Instructions for the task: Pick out every line of the material that contains the string "card", and copy each of those lines.

BEGIN Data provided

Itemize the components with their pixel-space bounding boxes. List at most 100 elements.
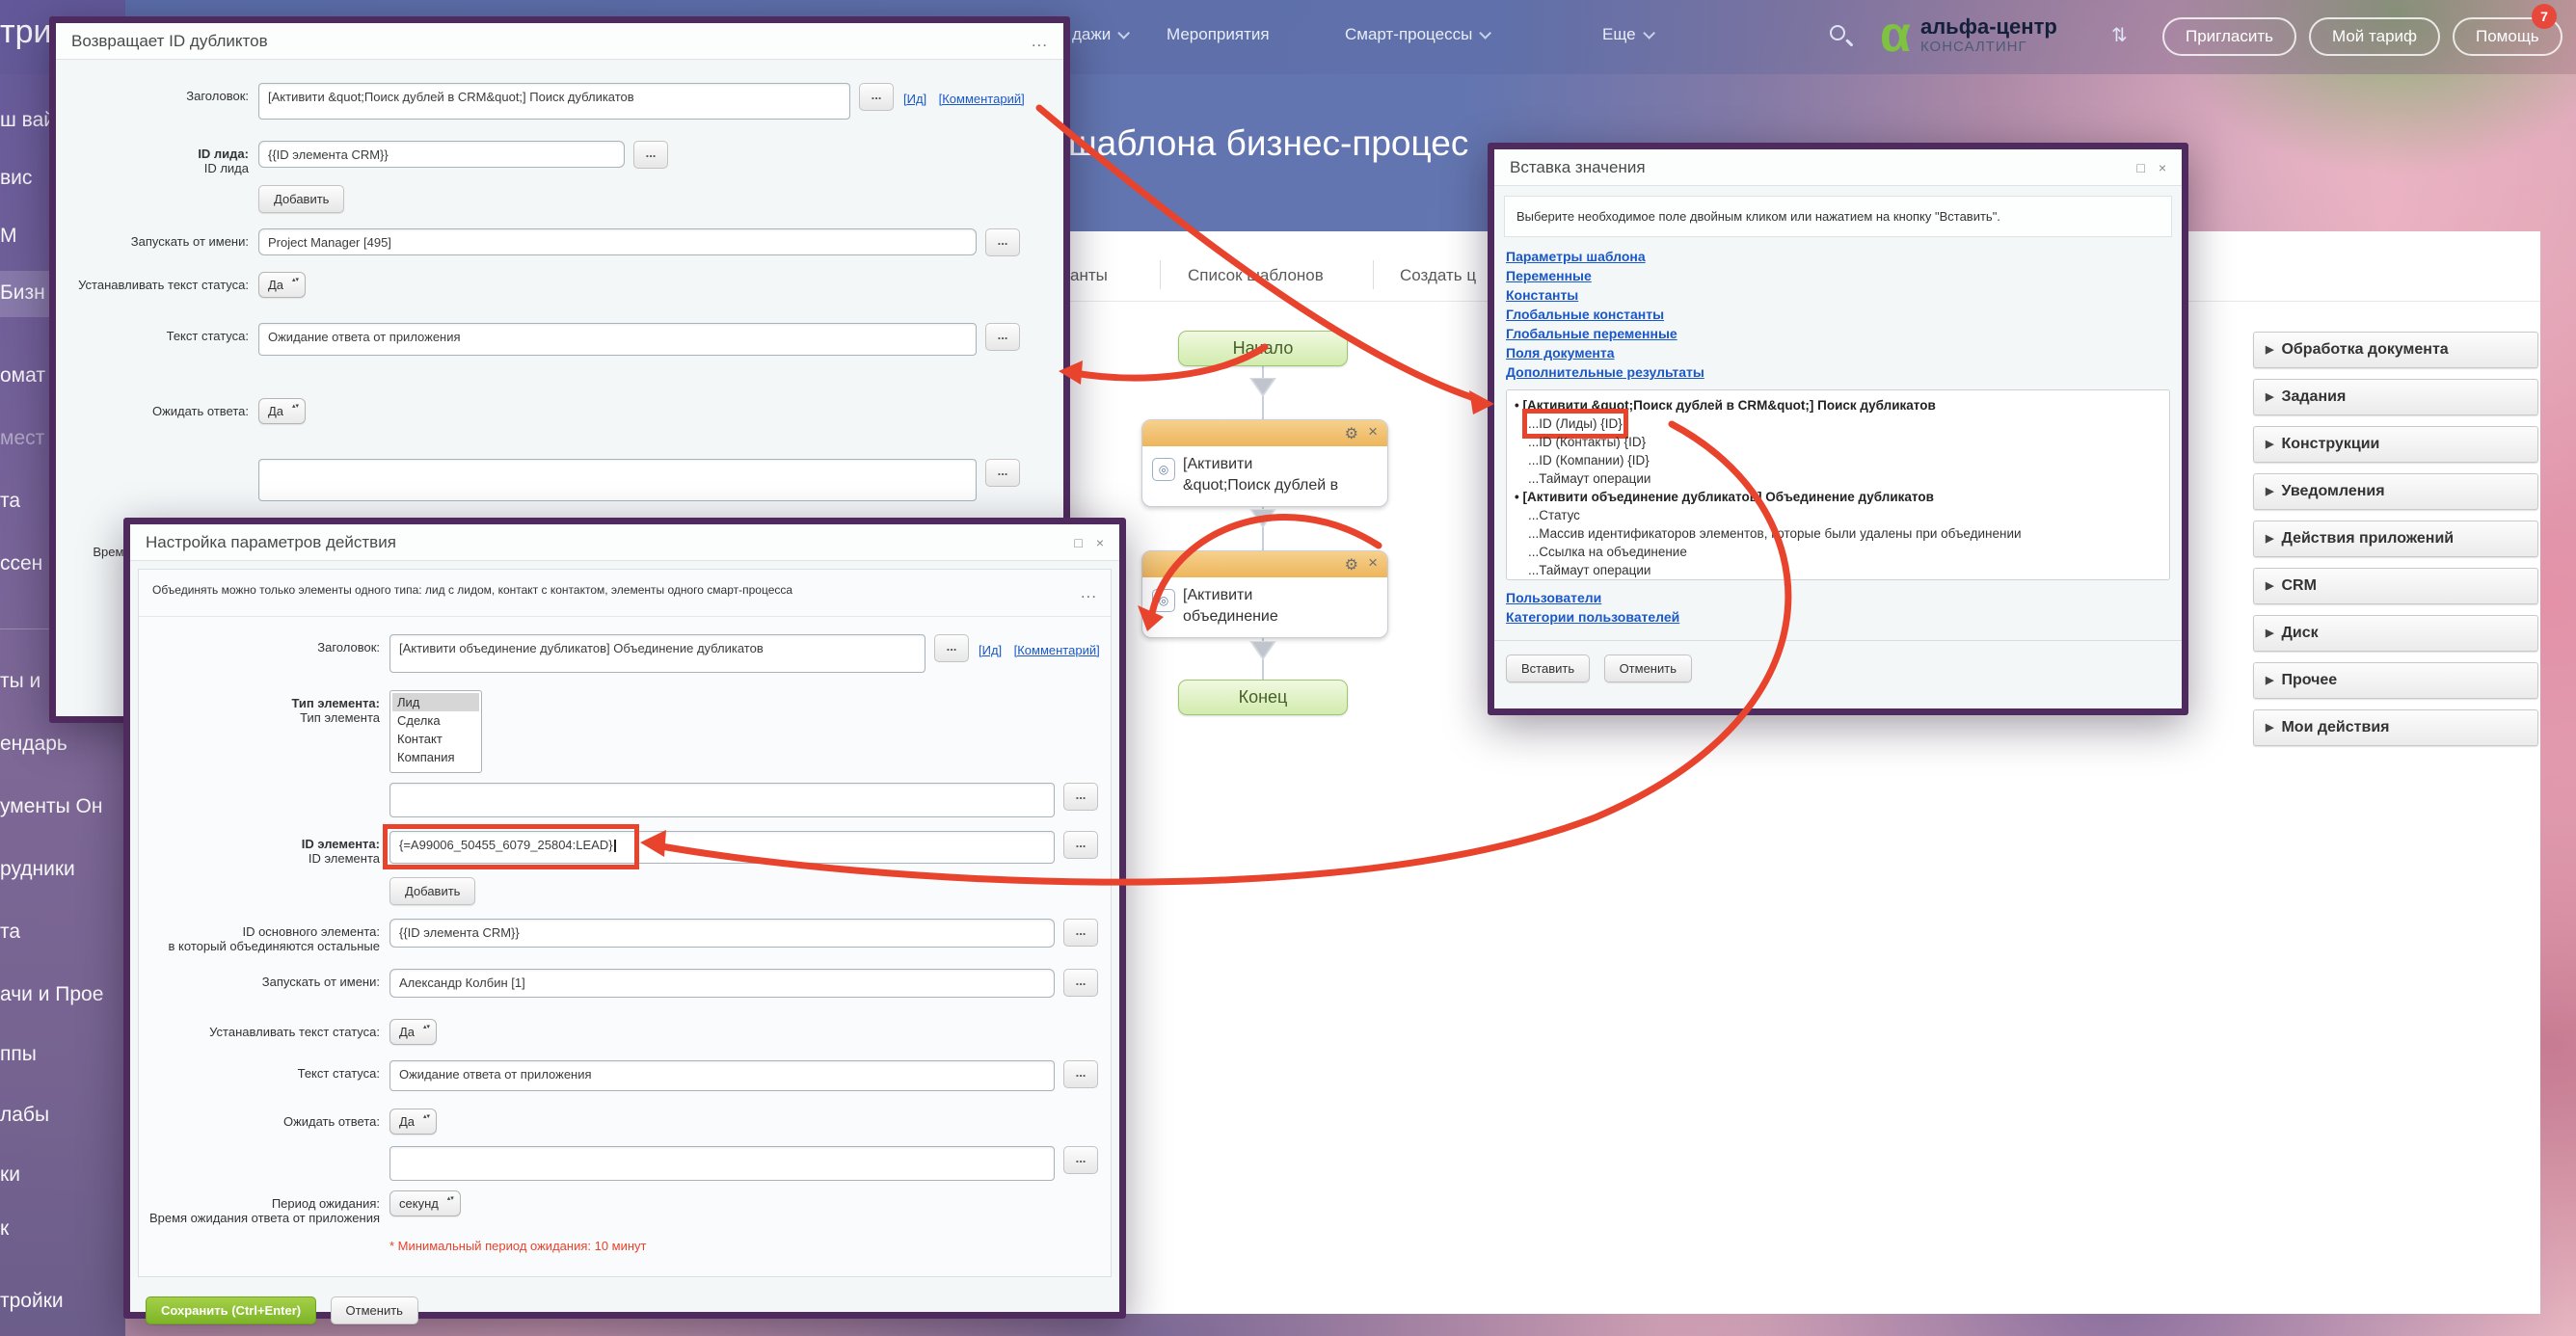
sidebar-item[interactable]: ачи и Прое (0, 983, 125, 1006)
insert-value-button[interactable]: ... (1063, 969, 1098, 997)
comment-link[interactable]: [Комментарий] (1014, 643, 1100, 657)
close-icon[interactable]: × (1096, 535, 1104, 550)
period-select[interactable]: секунд▴▾ (389, 1190, 461, 1216)
accordion-app-actions[interactable]: ▶Действия приложений (2253, 521, 2538, 557)
flow-arrow-down-icon[interactable] (1249, 641, 1276, 660)
flow-arrow-down-icon[interactable] (1249, 509, 1276, 528)
insert-value-button[interactable]: ... (985, 228, 1020, 256)
close-icon[interactable]: × (2159, 160, 2166, 175)
tree-item-id-contacts[interactable]: ...ID (Контакты) {ID} (1515, 433, 2161, 451)
invite-button[interactable]: Пригласить (2162, 17, 2296, 56)
sidebar-item[interactable]: ки (0, 1163, 125, 1187)
sidebar-item[interactable]: к (0, 1217, 125, 1241)
accordion-notifications[interactable]: ▶Уведомления (2253, 473, 2538, 510)
flow-activity1-card[interactable]: ⚙ × ◎ [Активити &quot;Поиск дублей в (1141, 419, 1388, 507)
empty-textarea[interactable] (258, 459, 977, 501)
dialog-titlebar[interactable]: Вставка значения □ × (1494, 149, 2182, 186)
main-element-id-input[interactable]: {{ID элемента CRM}} (389, 919, 1055, 948)
insert-value-button[interactable]: ... (1063, 919, 1098, 947)
gear-icon[interactable]: ⚙ (1345, 555, 1358, 574)
link-template-params[interactable]: Параметры шаблона (1506, 247, 2170, 266)
dialog-titlebar[interactable]: Возвращает ID дубликтов ... (56, 23, 1063, 60)
listbox-option-selected[interactable]: Лид (392, 693, 479, 711)
accordion-crm[interactable]: ▶CRM (2253, 568, 2538, 604)
header-textarea[interactable]: [Активити объединение дубликатов] Объеди… (389, 634, 926, 673)
add-button[interactable]: Добавить (258, 185, 344, 213)
tree-item-timeout[interactable]: ...Таймаут операции (1515, 561, 2161, 579)
tree-item-merge-link[interactable]: ...Ссылка на объединение (1515, 543, 2161, 561)
tab-create[interactable]: Создать ц (1400, 266, 1476, 285)
accordion-document-processing[interactable]: ▶Обработка документа (2253, 332, 2538, 368)
sidebar-item[interactable]: лабы (0, 1104, 125, 1127)
sidebar-item[interactable]: ендарь (0, 733, 125, 756)
status-text-input[interactable]: Ожидание ответа от приложения (258, 323, 977, 356)
lead-id-input[interactable]: {{ID элемента CRM}} (258, 141, 625, 168)
sidebar-item[interactable]: рудники (0, 858, 125, 881)
add-button[interactable]: Добавить (389, 877, 475, 905)
tree-item-id-leads[interactable]: ...ID (Лиды) {ID} (1515, 414, 2161, 433)
tree-item-status[interactable]: ...Статус (1515, 506, 2161, 524)
wait-answer-select[interactable]: Да▴▾ (389, 1109, 437, 1135)
flow-activity2-card[interactable]: ⚙ × ◎ [Активити объединение (1141, 550, 1388, 638)
link-global-constants[interactable]: Глобальные константы (1506, 305, 2170, 324)
link-additional-results[interactable]: Дополнительные результаты (1506, 362, 2170, 382)
insert-value-button[interactable]: ... (1063, 1146, 1098, 1174)
set-status-select[interactable]: Да▴▾ (258, 272, 306, 298)
id-link[interactable]: [Ид] (903, 92, 926, 106)
minimize-icon[interactable]: □ (2136, 160, 2144, 175)
insert-value-button[interactable]: ... (859, 83, 894, 111)
insert-value-button[interactable]: ... (985, 459, 1020, 487)
insert-button[interactable]: Вставить (1506, 655, 1590, 682)
link-users[interactable]: Пользователи (1506, 588, 2170, 607)
link-document-fields[interactable]: Поля документа (1506, 343, 2170, 362)
gear-icon[interactable]: ⚙ (1345, 424, 1358, 443)
sidebar-item[interactable]: тройки (0, 1290, 125, 1313)
tree-activity1-header[interactable]: • [Активити &quot;Поиск дублей в CRM&quo… (1515, 396, 2161, 414)
insert-value-button[interactable]: ... (1063, 783, 1098, 811)
link-global-variables[interactable]: Глобальные переменные (1506, 324, 2170, 343)
close-icon[interactable]: × (1368, 553, 1378, 573)
tree-item-id-companies[interactable]: ...ID (Компании) {ID} (1515, 451, 2161, 469)
set-status-select[interactable]: Да▴▾ (389, 1019, 437, 1045)
flow-end-node[interactable]: Конец (1178, 680, 1348, 715)
element-type-listbox[interactable]: Лид Сделка Контакт Компания (389, 690, 482, 773)
close-icon[interactable]: × (1368, 422, 1378, 441)
listbox-option[interactable]: Контакт (392, 730, 479, 748)
accordion-my-actions[interactable]: ▶Мои действия (2253, 709, 2538, 746)
insert-value-button[interactable]: ... (633, 141, 668, 169)
flow-arrow-down-icon[interactable] (1249, 378, 1276, 397)
flow-start-node[interactable]: Начало (1178, 331, 1348, 366)
minimize-icon[interactable]: □ (1074, 535, 1082, 550)
cancel-button[interactable]: Отменить (1604, 655, 1692, 682)
listbox-option[interactable]: Компания (392, 748, 479, 766)
id-link[interactable]: [Ид] (979, 643, 1002, 657)
accordion-other[interactable]: ▶Прочее (2253, 662, 2538, 699)
search-icon[interactable] (1830, 25, 1845, 40)
insert-value-button[interactable]: ... (1063, 1060, 1098, 1088)
link-variables[interactable]: Переменные (1506, 266, 2170, 285)
comment-link[interactable]: [Комментарий] (939, 92, 1025, 106)
dialog-titlebar[interactable]: Настройка параметров действия □ × (130, 524, 1119, 561)
insert-value-button[interactable]: ... (985, 323, 1020, 351)
header-textarea[interactable]: [Активити &quot;Поиск дублей в CRM&quot;… (258, 83, 850, 120)
insert-value-button[interactable]: ... (1063, 831, 1098, 859)
wait-answer-select[interactable]: Да▴▾ (258, 398, 306, 424)
accordion-disk[interactable]: ▶Диск (2253, 615, 2538, 652)
switch-account-icon[interactable]: ⇅ (2111, 23, 2128, 47)
tree-item-timeout[interactable]: ...Таймаут операции (1515, 469, 2161, 488)
nav-more[interactable]: Еще (1602, 25, 1651, 44)
nav-events[interactable]: Мероприятия (1167, 25, 1270, 44)
nav-smart-processes[interactable]: Смарт-процессы (1345, 25, 1488, 44)
sidebar-item[interactable]: ппы (0, 1043, 125, 1066)
tree-activity2-header[interactable]: • [Активити объединение дубликатов] Объе… (1515, 488, 2161, 506)
link-user-categories[interactable]: Категории пользователей (1506, 607, 2170, 627)
dialog-menu-icon[interactable]: ... (1081, 583, 1097, 602)
link-constants[interactable]: Константы (1506, 285, 2170, 305)
sidebar-item[interactable]: та (0, 921, 125, 944)
accordion-tasks[interactable]: ▶Задания (2253, 379, 2538, 415)
tree-item-deleted-ids[interactable]: ...Массив идентификаторов элементов, кот… (1515, 524, 2161, 543)
company-logo[interactable]: α альфа-центр КОНСАЛТИНГ (1880, 10, 2057, 60)
accordion-constructions[interactable]: ▶Конструкции (2253, 426, 2538, 463)
insert-value-button[interactable]: ... (934, 634, 969, 662)
tariff-button[interactable]: Мой тариф (2309, 17, 2440, 56)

END Data provided

Result:
flow-activity1-card[interactable]: ⚙ × ◎ [Активити &quot;Поиск дублей в (1141, 419, 1388, 507)
flow-activity2-card[interactable]: ⚙ × ◎ [Активити объединение (1141, 550, 1388, 638)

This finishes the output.